__記事__
↓↓↓

3月30日、福岡市中央区のキノシネマ天神で開催中のTBSドキュメンタリー映画祭で、RKB製作の「巣鴨日記 あるBC級戦犯の生涯」が上映された。

上映後、映画の主人公で4人の米兵を殺害しBC級戦犯に問われた冬至堅太郎の三男、冬至克也さん(71)が登壇し、父が話していた戦争の理不尽さと、平和への思いを語った。

空襲の翌日、B29搭乗員4人を処刑

映画「巣鴨日記」主人公の冬至堅太郎

終戦の年、福岡市に置かれていた西部軍の主計中尉だった冬至堅太郎は、福岡大空襲で母を亡くし、その翌日に司令部で行われていたB29搭乗員の処刑に自ら志願して加わった。

軍刀を借りて最初のひとりを斬首したあと、命令によってさらに3人を斬り、あわせて4人を殺害した。

映画は、堅太郎がBC級戦犯としてスガモプリズンに囚われた1946年8月から6年分の日記を軸に、堅太郎の生涯を描いている。堅太郎はアジア太平洋で処刑された戦犯700人分の遺書をまとめた「世紀の遺書」(1953年)を編纂した中心人物だった。

平和条約発効後、父が収監中に生まれた

舞台挨拶をする冬至克也さん(3月30日・キノシネマ天神)

冬至堅太郎の三男 冬至克也さん(71)
「私は1954年の生まれで、父が仮出所したのは56年ですので、出所の前に生まれているんです。スガモプリズンもサンフランシスコ平和条約でアメリカから日本に管理が移されてから緩やかになったみたいで、『世紀の遺書』の編纂のために色んなところに出かけていったり、割と自由にしていたみたいです。それで九州にも帰ってきていたようで、その時に私が生まれて。それでも収監はされていたので、私が2、3歳になってからしか、私の写真に父は写っていないんです」

↑↑↑

__資料の一覧__
↓↓↓

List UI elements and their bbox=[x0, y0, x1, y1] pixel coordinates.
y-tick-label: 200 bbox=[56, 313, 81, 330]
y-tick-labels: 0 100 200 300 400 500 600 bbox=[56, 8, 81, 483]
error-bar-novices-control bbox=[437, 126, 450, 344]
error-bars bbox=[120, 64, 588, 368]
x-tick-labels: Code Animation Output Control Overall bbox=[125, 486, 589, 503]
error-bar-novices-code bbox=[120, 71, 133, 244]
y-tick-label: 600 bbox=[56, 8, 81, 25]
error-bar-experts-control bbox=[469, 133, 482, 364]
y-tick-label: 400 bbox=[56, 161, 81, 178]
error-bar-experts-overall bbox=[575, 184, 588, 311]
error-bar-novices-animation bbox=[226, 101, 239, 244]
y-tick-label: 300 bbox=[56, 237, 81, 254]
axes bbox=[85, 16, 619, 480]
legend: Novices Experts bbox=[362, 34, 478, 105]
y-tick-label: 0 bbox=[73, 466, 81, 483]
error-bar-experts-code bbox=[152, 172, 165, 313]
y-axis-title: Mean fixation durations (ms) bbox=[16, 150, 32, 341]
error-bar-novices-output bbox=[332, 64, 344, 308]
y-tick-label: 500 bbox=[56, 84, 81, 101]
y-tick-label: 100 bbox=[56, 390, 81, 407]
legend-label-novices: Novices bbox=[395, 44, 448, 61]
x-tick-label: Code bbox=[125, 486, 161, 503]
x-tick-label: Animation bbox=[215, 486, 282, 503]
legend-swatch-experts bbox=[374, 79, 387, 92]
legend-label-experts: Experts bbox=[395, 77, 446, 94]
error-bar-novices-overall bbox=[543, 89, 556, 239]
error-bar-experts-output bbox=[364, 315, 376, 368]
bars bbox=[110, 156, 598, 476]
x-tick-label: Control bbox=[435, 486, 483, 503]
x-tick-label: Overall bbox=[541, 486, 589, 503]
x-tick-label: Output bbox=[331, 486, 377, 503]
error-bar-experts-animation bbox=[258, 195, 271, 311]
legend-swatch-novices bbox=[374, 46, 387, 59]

↑↑↑

__やること__
1. 次の(a)〜(c)が記事の内容と合っているか、それぞれ「はい」か「いいえ」で答えてください。決め手になった記事の言葉も、そのまま引用して添えてください。
(a) 冬至堅太郎は福岡大空襲で母を亡くした。
(b) 堅太郎が最初のひとりを斬首したのは命令によるものだった。
(c) 冬至克也さんは、父が仮出所したあとに生まれた。
2. 記事の「映画「巣鴨日記」主人公の冬至堅太郎」から「舞台挨拶をする冬至克也さん(3月30日・キノシネマ天神)」までを、その両方の語句も含めて一字も変えずに書き写してください。

__それぞれの答え__
1.
(a) はい。「福岡大空襲で母を亡くし」
(b) いいえ。「自ら志願して加わった」「軍刀を借りて最初のひとりを斬首したあと、命令によってさらに3人を斬り」
(c) いいえ。「出所の前に生まれているんです」

2.
映画「巣鴨日記」主人公の冬至堅太郎

終戦の年、福岡市に置かれていた西部軍の主計中尉だった冬至堅太郎は、福岡大空襲で母を亡くし、その翌日に司令部で行われていたB29搭乗員の処刑に自ら志願して加わった。

軍刀を借りて最初のひとりを斬首したあと、命令によってさらに3人を斬り、あわせて4人を殺害した。

映画は、堅太郎がBC級戦犯としてスガモプリズンに囚われた1946年8月から6年分の日記を軸に、堅太郎の生涯を描いている。堅太郎はアジア太平洋で処刑された戦犯700人分の遺書をまとめた「世紀の遺書」(1953年)を編纂した中心人物だった。

平和条約発効後、父が収監中に生まれた

舞台挨拶をする冬至克也さん(3月30日・キノシネマ天神)